SHORT PROBLEM:
Check each line of the material. Copy those containing "year".

※

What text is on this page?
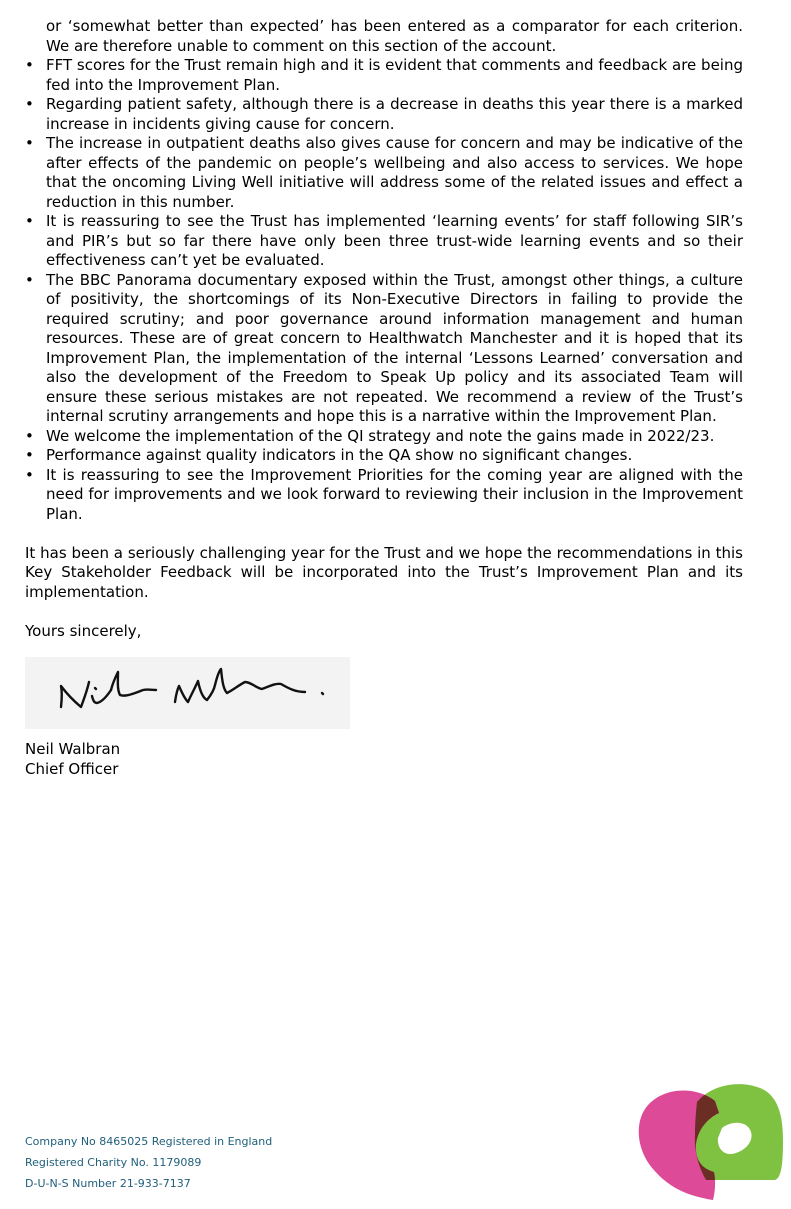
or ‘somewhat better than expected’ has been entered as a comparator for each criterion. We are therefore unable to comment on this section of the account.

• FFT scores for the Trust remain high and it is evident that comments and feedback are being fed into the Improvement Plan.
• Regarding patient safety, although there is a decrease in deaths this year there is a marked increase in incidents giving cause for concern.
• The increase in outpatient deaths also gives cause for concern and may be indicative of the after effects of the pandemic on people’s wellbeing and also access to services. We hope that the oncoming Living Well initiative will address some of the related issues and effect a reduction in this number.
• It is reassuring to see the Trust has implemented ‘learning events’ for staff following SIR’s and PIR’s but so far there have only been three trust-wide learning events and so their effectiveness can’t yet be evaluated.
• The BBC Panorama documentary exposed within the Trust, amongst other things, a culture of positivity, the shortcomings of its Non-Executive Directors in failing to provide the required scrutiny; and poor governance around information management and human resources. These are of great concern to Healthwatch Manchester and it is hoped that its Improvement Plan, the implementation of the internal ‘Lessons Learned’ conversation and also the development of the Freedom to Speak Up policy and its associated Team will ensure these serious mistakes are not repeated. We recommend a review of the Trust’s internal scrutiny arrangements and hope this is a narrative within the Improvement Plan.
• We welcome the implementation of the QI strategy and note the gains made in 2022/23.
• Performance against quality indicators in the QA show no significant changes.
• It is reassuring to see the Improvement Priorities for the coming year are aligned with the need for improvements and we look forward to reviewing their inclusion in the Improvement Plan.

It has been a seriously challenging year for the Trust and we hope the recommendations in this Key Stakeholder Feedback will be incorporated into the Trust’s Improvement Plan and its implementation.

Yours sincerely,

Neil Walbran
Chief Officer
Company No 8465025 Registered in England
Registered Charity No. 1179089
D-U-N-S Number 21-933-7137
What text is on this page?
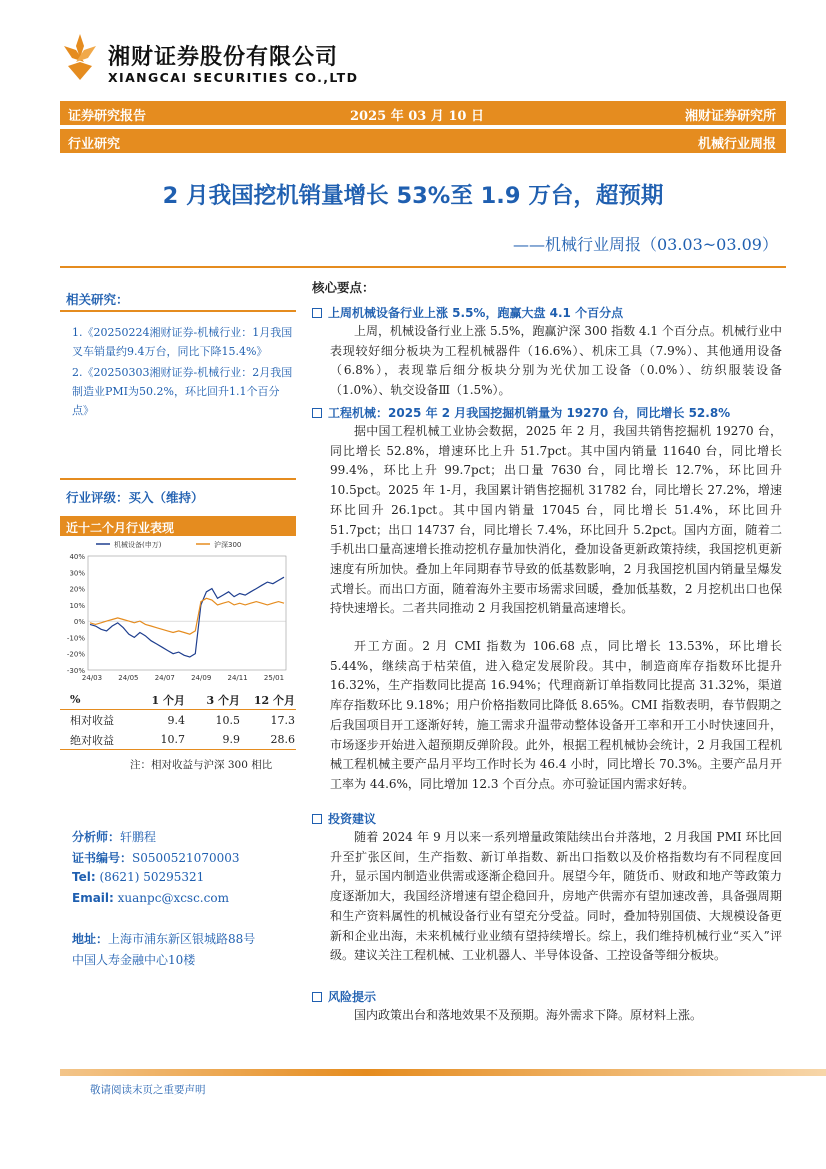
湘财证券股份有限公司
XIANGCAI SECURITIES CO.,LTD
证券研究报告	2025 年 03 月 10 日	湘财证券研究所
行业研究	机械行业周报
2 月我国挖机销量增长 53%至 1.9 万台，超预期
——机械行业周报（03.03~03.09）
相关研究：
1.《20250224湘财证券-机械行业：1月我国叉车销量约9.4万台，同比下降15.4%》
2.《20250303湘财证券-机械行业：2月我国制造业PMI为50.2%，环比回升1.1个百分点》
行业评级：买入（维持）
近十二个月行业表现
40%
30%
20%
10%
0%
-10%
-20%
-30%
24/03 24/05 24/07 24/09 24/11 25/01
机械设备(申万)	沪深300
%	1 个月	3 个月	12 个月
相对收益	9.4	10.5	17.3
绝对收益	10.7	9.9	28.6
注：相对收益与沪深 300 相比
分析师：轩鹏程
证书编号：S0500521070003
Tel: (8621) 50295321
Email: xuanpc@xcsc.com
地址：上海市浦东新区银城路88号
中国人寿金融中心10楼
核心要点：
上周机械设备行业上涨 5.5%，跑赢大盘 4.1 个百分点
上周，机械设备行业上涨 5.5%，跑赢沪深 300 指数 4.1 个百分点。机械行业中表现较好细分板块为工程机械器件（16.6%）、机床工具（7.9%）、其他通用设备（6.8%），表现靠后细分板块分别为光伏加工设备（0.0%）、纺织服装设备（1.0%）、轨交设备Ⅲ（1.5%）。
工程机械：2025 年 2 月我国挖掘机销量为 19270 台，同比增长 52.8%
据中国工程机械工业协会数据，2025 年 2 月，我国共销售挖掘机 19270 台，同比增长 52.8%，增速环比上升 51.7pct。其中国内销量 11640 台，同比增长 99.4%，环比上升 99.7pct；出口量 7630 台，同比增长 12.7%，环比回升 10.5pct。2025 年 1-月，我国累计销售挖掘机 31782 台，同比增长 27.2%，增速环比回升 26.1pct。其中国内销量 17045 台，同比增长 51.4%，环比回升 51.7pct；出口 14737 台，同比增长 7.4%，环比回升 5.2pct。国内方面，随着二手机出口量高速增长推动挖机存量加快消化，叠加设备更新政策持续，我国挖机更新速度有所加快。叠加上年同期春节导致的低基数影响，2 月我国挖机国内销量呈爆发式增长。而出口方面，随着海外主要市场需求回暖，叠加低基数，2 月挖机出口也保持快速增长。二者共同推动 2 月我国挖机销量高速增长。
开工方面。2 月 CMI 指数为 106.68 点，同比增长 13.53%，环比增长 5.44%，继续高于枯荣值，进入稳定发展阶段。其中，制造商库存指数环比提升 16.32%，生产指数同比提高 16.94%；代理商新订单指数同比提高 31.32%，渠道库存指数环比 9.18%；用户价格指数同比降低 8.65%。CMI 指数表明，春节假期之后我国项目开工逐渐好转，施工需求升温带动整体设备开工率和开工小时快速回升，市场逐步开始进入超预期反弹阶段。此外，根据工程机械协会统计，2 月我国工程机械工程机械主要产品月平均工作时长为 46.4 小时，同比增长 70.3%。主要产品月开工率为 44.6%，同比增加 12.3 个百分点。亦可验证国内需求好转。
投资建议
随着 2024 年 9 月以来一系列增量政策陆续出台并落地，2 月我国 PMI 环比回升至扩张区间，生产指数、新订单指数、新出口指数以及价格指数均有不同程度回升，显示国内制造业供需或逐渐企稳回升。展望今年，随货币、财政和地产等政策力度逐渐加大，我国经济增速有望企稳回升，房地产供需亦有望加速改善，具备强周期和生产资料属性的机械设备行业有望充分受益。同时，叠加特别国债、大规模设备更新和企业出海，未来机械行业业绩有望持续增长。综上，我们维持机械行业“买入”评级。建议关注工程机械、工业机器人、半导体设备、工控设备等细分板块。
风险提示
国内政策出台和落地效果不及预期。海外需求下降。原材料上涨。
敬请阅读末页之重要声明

※

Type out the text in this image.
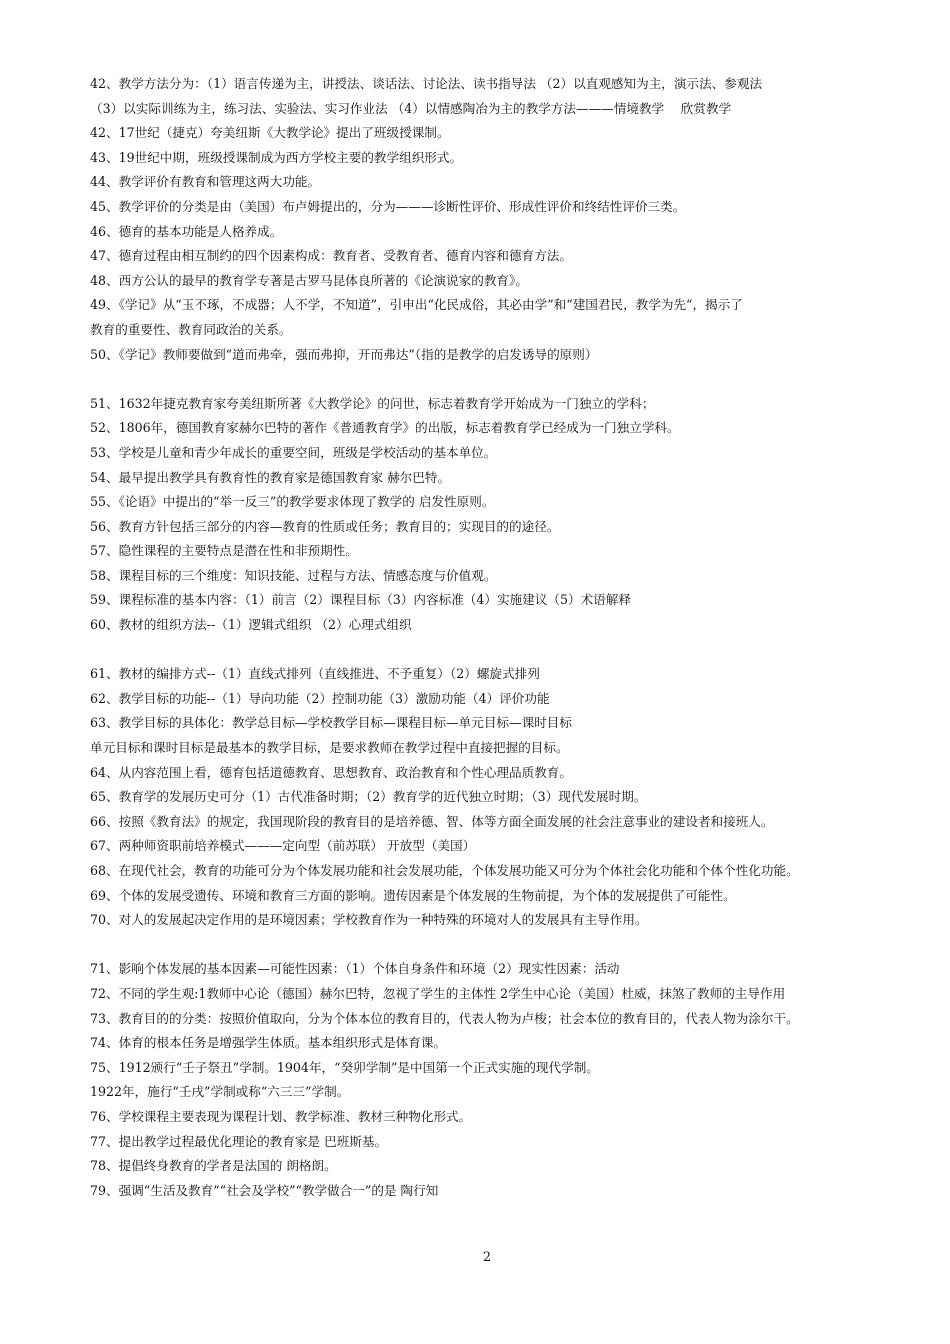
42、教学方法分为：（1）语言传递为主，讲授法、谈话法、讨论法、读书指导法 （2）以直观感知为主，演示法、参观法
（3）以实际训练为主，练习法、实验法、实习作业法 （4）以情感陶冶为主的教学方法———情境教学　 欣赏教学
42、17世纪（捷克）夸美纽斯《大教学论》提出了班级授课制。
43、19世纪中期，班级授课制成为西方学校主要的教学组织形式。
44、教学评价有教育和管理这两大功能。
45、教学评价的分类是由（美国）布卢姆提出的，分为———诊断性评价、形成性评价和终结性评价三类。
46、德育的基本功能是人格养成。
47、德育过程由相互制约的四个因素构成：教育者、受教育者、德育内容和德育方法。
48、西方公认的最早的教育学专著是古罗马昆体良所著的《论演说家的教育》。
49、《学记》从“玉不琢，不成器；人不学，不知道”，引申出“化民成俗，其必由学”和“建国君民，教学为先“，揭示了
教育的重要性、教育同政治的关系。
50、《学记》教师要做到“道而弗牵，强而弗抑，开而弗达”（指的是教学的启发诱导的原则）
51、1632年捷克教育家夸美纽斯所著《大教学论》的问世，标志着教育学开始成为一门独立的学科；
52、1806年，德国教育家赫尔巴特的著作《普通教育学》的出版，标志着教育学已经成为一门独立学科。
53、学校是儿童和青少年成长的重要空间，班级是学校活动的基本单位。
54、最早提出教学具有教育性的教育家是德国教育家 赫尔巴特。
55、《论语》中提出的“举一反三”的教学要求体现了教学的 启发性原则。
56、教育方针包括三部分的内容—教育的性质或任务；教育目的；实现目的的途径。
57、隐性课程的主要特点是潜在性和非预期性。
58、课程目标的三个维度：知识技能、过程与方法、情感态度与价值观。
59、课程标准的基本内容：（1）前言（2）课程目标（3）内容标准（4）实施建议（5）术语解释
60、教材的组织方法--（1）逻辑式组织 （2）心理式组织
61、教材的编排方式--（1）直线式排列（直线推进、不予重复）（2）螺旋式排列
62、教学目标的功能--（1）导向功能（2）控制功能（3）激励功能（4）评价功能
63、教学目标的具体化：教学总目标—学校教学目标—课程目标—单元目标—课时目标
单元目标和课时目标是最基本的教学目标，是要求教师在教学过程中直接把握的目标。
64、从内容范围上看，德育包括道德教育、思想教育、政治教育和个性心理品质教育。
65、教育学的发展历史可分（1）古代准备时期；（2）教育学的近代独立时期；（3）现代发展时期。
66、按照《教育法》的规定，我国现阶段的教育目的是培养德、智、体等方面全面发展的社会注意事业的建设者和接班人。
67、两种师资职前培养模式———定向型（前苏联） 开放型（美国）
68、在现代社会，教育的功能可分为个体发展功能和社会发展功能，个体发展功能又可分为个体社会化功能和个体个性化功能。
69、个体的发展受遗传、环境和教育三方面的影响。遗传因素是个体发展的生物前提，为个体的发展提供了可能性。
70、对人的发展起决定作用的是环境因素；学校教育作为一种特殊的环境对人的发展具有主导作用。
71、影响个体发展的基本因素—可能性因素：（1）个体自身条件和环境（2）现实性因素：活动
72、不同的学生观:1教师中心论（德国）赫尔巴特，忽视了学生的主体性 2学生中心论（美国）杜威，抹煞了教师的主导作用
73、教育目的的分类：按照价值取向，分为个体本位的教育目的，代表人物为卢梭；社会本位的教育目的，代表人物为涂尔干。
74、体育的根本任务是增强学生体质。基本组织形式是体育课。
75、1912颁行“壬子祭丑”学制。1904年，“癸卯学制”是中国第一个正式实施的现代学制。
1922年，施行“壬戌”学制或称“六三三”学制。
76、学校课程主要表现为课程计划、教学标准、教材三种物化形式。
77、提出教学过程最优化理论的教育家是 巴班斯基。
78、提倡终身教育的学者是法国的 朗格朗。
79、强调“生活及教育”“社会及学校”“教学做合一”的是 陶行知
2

※

FULL ANSWER:
• Regarding patient safety, although there is a decrease in deaths this year there is a marked increase in incidents giving cause for concern.
• It is reassuring to see the Improvement Priorities for the coming year are aligned with the need for improvements and we look forward to reviewing their inclusion in the Improvement Plan.
It has been a seriously challenging year for the Trust and we hope the recommendations in this Key Stakeholder Feedback will be incorporated into the Trust’s Improvement Plan and its implementation.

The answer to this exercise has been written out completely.